:: EXTRACT ::
Hypothermia and Drowning Pearls
- Apr 6th, 2015
- Manpreet Singh
Author: Ryan Pedigo, MD (Chief Resident and PGY-3, Harbor-UCLA Medical Center – @DrPedigo) // Editors: Manpreet Singh, MD (@MPrizzleER) and Alex Koyfman, MD (@EMHighAK)
Featured on #FOAMED REVIEW 41ST EDITION – Thank you to Michael Macias from emCurious (@EMedCurious) for the shout out!
Accidental Hypothermia Pearls
- Hypothermia is a core temperature less than 35 degrees Celsius
Hypothermic patients without vital signs
Should resuscitation be initiated?
- Must decide if they arrested and then got cold, or arrested because they were cold
- If arrested because they were cold, CPR duration does not predict outcome
- Case report of 190 minutes of CPR with full neurologic recovery – cold is protective!

:: CHECK YOUR UNDERSTANDING ::
**1)** Translate this sentence from the hypothermia pearls into Spanish: "Hypothermia is a core temperature less than 35 degrees Celsius."
**2)** Answer these from the hypothermia pearls:
(a) Where is Ryan Pedigo chief resident?
(b) Below what core temperature is a patient hypothermic?
(c) How many minutes of CPR does the case report mention?
**3)** Switch "Drowning" to "Cold Water Immersion" and write out the hypothermia pearls from "Hypothermia and Drowning" to "the shout out!".
The rows that come next are not needed.

:: RECORD EXTRACTS ::
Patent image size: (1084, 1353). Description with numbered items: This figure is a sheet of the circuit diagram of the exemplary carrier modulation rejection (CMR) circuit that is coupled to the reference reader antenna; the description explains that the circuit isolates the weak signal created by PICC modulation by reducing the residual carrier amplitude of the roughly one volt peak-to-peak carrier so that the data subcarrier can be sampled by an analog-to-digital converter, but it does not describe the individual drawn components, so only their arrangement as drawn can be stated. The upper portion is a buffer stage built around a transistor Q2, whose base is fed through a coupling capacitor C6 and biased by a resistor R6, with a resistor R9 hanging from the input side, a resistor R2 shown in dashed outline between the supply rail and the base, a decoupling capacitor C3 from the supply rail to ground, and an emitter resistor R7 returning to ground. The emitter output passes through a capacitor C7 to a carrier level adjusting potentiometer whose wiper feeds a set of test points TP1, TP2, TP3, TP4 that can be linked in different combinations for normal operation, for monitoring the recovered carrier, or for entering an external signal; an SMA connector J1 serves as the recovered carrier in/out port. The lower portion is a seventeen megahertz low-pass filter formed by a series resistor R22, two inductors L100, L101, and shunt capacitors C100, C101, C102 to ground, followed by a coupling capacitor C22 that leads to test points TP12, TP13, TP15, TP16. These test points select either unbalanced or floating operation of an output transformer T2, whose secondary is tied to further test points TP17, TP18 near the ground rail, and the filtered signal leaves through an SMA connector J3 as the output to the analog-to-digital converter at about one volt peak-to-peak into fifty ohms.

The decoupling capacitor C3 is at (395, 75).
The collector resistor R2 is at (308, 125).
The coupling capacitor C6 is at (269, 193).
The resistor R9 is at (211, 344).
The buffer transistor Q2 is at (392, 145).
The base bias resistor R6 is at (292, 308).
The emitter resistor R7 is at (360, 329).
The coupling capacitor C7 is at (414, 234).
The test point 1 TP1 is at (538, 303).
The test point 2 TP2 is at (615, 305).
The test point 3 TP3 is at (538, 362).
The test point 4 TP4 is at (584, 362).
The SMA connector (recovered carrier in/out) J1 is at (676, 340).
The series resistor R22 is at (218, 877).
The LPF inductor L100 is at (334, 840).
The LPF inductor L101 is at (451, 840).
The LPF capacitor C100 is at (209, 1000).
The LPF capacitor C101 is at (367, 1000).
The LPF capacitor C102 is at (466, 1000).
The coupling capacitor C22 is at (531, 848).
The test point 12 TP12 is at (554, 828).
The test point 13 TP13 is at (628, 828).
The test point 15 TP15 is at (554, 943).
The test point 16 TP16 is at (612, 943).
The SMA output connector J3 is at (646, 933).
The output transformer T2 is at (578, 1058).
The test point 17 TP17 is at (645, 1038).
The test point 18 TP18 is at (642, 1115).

:: SOLUTIONS ::
**1)** La hipotermia es una temperatura central inferior a 35 grados Celsius.

**2)**
(a) Harbor-UCLA Medical Center
(b) 35 degrees Celsius
(c) 190 minutes

**3)**
Hypothermia and Cold Water Immersion Pearls
- Apr 6th, 2015
- Manpreet Singh
Author: Ryan Pedigo, MD (Chief Resident and PGY-3, Harbor-UCLA Medical Center – @DrPedigo) // Editors: Manpreet Singh, MD (@MPrizzleER) and Alex Koyfman, MD (@EMHighAK)
Featured on #FOAMED REVIEW 41ST EDITION – Thank you to Michael Macias from emCurious (@EMedCurious) for the shout out!